PAGE TEXT ->
Related work and market position

AI-visibility monitoring tools. A growing set of commercial products — among them Profound, Brandlight, and the AI-visibility features now offered within established SEO platforms such as Ahrefs, Conductor, and others — measure whether and how often a brand appears in AI-generated answers across systems. This is recognition measurement. B2Ai asks the next question: when a user requests a recommendation, is the entity selected, caveated, displaced, or excluded, and which upstream condition explains the outcome.

Reputation and review platforms. Platforms oriented around reviews and reputation increasingly report on AI-surface presence. Their signal feeds Authority Resolution (Layer 4) but is one input among several; B2Ai treats reputation as a contributor to authority, not as the selection outcome itself.

GEO/AEO consulting and content tooling. Generative- and answer-engine-optimization practice focuses on producing content and structure that improves answer-surface visibility. B2Ai is the cross-system layer above it: how representations form, compete, and resolve to selection across systems no single optimization program controls.

Mapping GEO/AEO tactics onto the B2Ai layers

The peer-reviewed root of the field is the Princeton GEO study, which found that a small set of content modifications can raise citation visibility by roughly 30–40%, with the strongest being the addition of citations, credible quotations, and verifiable statistics.¹⁰

Where each proven tactic lives in B2Ai. Statistics, citations, and credible quotations strengthen Layer 4 (Authority Resolution). Answer-first structure, comparison tables, and FAQ formatting strengthen Layer 2 (Representation) and the discovery-citation function of 0C. Schema markup and clear entity identity serve Layer 1 (Recognition) and Layer 2. Cross-platform presence is a Layer 3 (Consistency) tactic. Recency and active updating serve Layer 7 (Monitoring/Freshness).

Why the tactics are necessary but not sufficient. Most of the tactics above primarily optimize recognition-side conditions. The B2Ai claim is that they are not sufficient: an entity can execute every GEO tactic, become highly citable, and still lose the recommendation when the model must choose under constraint — because selection (Layer 5) is governed by competitor justifiability, ordering effects, and trust calibration that citation-optimization does not address. Recognition is not selection.

ENTRIES SHOWN ->
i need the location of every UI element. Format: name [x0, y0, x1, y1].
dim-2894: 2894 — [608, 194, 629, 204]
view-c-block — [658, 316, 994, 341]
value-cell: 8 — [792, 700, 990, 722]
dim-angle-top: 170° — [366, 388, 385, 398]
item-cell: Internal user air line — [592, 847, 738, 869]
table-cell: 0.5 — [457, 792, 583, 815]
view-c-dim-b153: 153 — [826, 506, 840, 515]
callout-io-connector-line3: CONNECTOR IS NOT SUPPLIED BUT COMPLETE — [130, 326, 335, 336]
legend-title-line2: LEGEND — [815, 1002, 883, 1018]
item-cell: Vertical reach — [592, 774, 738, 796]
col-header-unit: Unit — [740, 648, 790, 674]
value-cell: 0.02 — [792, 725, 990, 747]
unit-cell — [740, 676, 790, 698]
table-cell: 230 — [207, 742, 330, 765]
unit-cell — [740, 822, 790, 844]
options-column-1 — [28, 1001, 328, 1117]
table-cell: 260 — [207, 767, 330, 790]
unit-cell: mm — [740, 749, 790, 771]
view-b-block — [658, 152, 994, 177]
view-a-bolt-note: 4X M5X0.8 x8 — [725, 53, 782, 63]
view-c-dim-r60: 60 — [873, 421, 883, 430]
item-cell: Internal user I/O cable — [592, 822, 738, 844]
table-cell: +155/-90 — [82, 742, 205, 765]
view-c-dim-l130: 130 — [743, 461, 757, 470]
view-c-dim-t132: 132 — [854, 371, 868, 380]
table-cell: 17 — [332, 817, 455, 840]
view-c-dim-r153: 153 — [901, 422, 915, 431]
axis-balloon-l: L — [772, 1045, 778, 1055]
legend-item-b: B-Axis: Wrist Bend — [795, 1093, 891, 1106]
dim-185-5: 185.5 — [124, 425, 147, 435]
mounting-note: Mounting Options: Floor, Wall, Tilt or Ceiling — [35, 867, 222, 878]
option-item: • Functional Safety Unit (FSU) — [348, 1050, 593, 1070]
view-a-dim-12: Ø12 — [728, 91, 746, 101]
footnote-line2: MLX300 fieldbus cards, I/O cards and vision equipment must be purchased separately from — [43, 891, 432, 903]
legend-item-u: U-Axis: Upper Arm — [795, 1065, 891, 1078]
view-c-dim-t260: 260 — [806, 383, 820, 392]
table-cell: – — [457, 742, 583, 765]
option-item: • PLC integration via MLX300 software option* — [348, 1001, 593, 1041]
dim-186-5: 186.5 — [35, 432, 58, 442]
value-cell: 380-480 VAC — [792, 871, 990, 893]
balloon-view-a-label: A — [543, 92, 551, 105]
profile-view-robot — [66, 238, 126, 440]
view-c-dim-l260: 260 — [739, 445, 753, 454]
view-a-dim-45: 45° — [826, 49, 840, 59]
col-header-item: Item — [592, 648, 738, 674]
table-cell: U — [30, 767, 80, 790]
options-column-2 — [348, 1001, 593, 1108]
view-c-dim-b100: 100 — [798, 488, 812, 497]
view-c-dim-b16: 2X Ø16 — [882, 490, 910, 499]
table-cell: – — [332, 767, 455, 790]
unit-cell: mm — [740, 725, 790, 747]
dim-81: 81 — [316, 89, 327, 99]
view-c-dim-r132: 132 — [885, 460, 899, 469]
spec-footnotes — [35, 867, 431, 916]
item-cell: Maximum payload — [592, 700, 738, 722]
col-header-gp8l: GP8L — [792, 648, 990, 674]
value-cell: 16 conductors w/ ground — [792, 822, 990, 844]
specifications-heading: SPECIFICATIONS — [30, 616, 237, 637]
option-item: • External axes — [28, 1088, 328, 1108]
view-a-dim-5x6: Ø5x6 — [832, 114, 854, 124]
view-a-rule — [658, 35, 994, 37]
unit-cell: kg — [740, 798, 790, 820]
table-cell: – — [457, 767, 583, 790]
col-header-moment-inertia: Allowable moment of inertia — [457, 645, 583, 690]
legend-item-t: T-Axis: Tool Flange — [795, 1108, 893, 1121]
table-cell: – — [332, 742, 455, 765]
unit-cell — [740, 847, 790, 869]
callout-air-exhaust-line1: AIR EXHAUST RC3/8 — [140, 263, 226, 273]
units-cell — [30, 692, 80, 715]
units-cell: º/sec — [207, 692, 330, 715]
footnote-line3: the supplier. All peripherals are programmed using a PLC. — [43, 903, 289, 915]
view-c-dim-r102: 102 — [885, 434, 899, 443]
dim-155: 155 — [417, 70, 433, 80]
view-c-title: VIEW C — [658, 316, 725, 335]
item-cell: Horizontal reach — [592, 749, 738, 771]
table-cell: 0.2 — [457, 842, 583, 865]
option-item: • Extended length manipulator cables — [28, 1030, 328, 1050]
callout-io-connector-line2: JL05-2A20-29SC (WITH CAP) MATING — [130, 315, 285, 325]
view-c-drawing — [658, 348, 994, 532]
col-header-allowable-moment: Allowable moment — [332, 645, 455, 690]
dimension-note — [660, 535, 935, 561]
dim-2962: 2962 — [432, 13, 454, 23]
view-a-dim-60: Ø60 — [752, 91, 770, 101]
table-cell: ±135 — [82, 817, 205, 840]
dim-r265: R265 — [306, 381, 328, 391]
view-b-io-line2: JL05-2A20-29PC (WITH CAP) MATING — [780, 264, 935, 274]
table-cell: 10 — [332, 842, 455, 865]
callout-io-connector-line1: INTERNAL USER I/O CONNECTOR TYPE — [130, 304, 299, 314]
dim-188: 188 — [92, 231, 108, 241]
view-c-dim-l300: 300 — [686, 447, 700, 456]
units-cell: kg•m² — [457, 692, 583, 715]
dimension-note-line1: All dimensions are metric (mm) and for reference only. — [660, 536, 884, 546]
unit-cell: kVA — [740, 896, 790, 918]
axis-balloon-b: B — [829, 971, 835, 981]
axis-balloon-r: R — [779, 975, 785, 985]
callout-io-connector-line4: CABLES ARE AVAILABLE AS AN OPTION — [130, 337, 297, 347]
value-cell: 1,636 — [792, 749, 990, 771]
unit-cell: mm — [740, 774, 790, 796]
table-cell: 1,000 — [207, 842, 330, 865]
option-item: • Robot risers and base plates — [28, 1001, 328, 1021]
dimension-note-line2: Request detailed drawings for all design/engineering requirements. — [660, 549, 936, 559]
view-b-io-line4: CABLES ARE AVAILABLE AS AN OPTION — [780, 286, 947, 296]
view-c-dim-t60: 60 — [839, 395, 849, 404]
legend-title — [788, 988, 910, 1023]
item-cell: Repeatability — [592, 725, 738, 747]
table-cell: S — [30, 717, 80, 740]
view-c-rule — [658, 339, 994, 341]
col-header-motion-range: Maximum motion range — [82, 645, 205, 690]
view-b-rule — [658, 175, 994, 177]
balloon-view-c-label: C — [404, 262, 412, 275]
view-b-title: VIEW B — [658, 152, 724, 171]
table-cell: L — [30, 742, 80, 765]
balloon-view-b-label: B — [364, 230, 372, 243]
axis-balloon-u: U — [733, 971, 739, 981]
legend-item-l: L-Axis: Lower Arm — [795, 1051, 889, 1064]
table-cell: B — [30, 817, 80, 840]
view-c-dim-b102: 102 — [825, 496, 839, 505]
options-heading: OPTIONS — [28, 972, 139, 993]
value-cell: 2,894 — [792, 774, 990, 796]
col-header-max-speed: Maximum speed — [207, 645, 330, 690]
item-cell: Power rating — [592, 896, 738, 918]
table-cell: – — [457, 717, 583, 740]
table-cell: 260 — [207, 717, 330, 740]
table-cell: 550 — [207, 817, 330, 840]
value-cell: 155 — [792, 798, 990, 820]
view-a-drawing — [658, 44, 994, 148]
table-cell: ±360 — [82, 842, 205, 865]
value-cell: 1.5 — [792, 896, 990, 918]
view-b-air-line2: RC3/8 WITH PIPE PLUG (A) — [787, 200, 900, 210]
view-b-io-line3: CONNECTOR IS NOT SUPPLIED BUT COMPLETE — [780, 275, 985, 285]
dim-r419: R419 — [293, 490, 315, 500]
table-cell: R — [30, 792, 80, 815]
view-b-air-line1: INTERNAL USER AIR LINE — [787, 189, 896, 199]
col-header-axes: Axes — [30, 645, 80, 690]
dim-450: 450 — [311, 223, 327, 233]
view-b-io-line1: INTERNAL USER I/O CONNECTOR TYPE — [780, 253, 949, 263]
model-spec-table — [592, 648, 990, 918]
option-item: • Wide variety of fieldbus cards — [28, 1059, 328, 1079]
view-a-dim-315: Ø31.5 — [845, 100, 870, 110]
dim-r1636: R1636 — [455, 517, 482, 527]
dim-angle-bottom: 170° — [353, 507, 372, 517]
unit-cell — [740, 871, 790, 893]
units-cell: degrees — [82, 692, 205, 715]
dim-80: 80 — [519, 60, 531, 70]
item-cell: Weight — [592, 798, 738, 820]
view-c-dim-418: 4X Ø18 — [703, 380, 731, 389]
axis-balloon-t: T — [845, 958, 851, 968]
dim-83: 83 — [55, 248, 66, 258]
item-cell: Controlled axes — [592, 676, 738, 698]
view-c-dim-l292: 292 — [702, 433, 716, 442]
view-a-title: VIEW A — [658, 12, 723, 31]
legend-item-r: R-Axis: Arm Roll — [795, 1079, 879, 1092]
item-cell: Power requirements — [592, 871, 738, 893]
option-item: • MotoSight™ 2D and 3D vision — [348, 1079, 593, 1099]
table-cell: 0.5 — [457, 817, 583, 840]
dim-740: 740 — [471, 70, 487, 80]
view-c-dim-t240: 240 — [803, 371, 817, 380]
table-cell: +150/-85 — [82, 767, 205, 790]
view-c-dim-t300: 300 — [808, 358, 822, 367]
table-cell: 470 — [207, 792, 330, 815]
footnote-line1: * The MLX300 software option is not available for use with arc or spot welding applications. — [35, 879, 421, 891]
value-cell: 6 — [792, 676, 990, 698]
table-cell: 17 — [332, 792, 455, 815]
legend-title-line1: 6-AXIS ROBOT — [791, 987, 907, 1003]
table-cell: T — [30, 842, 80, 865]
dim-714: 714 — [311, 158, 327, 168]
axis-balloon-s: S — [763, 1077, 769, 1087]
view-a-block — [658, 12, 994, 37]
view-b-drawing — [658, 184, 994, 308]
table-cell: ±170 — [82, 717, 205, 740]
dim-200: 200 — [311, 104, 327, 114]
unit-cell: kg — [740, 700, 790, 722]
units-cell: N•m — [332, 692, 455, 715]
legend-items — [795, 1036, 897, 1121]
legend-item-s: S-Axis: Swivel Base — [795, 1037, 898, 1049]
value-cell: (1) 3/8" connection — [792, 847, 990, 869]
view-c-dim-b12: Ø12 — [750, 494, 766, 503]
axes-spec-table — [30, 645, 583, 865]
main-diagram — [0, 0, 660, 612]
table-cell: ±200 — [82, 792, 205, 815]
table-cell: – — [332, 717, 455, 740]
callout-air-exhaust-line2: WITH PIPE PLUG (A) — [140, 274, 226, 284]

TASK 1 -> Quote the text on B2Ai's market position exactly, copying the stretch from "Why the tactics" through "is not selection.".
TASK 2 -> Translate this sentence from the text on B2Ai's market position into Spanish: "Cross-platform presence is a Layer 3 (Consistency) tactic."
TASK 3 -> Continue the text on B2Ai's market position from its final sentence onward.

OUTPUT 1 ->
Why the tactics are necessary but not sufficient. Most of the tactics above primarily optimize recognition-side conditions. The B2Ai claim is that they are not sufficient: an entity can execute every GEO tactic, become highly citable, and still lose the recommendation when the model must choose under constraint — because selection (Layer 5) is governed by competitor justifiability, ordering effects, and trust calibration that citation-optimization does not address. Recognition is not selection.

OUTPUT 2 -> La presencia multiplataforma es una táctica de la Capa 3 (Consistencia).

OUTPUT 3 ->
5. Selection vs. Substitution

Substitution does not describe a degraded selection outcome; it describes the disappearance of the selection event itself. B2Ai studies how AI systems interpret external entities, weigh them against one another, and decide whether to recommend, caveat, exclude, or transact with them inside commercial workflows. In some cases, however, the AI system no longer needs an external entity for a specific task layer of the workflow; at that point the commercial problem changes from selection to substitution.¹¹

Selection occurs when the AI system mediates between competing external entities. Substitution occurs when the AI system performs the task directly rather than selecting a provider to perform it. The distinction is task-specific, not category-specific: AI systems rarely replace entire businesses at once; they absorb discrete functions, outputs, or workflow layers while surrounding layers remain dependent on external parties.¹²

The deciding variable is accountability: if the model can itself become the accountable party for the deliverable (execution, warranty, liability, compliance, continuity), it substitutes; where it cannot, it must still select. This accountability axis explains why substitution appears first in narrow, digitally native, low-liability tasks and remains constrained in trust-sensitive, regulated, relational, or physical-world domains.

Figure (conceptual illustration): The six failure modes — why businesses are recognized but not selected.

6. Operating Layers: The Eight-Layer Framework

ToastDeck's working model separates B2Ai into operating layers. These layers are not final doctrine. They are a research structure for studying how AI systems interpret and select entities.

The boundaries are drawn to be diagnostically separable: a failure isolated to Layer 0 (blocked access) has different causes, owners, and remedies than a Layer 5 selection displacement, and the value of the structure is that it tells a diagnostician which kind of failure they are looking at.

An important boundary on what these layers claim. The eight layers are not a claim about the internal architecture of any AI system. ToastDeck does not assert knowledge of how OpenAI, Google, Anthropic, or any provider internally retrieves, ranks, or selects entities. The layers are diagnostic layers: a model of observable failure modes and their distinct causes, owners, and remedies. They describe outcomes that can be measured from the outside, not mechanisms inferred about the inside.

A note on "resolution." Resolution is an act that occurs at several layers, not a standalone layer. Entity resolution occurs in Layer 1; authority resolution occurs in Layer 4; selection resolution occurs across Layers 5 and 6. The word remains in the framework; it is not counted as its own layer.

Figure (conceptual illustration): The B2Ai Eight-Layer Framework. Layer 5 Selection Behavior is the core layer.

Layer 0The Machine Path Layer

The operating layers above Layer 0 begin with Recognition — whether an AI system correctly identifies an entity. Those layers carry an unstated assumption: that the entity's own surfaces — its website, its pages, its self-published evidence — can be reached, read, and found by the systems forming the representation.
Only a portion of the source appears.